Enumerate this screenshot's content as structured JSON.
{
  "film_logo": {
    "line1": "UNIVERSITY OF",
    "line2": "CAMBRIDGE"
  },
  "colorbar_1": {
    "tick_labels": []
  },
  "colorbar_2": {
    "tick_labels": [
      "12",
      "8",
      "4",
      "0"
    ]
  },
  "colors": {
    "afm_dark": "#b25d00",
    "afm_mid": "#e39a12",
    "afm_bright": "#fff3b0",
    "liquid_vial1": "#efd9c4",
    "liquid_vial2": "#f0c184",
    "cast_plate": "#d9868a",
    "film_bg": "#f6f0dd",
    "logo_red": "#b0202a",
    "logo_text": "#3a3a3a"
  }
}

==============================

• REQUIRED TASK
Please reproduce each line exactly as written.

• SOLUTION BELOW
Enumerate this screenshot's content as structured JSON.
{
  "film_logo": {
    "line1": "UNIVERSITY OF",
    "line2": "CAMBRIDGE"
  },
  "colorbar_1": {
    "tick_labels": []
  },
  "colorbar_2": {
    "tick_labels": [
      "12",
      "8",
      "4",
      "0"
    ]
  },
  "colors": {
    "afm_dark": "#b25d00",
    "afm_mid": "#e39a12",
    "afm_bright": "#fff3b0",
    "liquid_vial1": "#efd9c4",
    "liquid_vial2": "#f0c184",
    "cast_plate": "#d9868a",
    "film_bg": "#f6f0dd",
    "logo_red": "#b0202a",
    "logo_text": "#3a3a3a"
  }
}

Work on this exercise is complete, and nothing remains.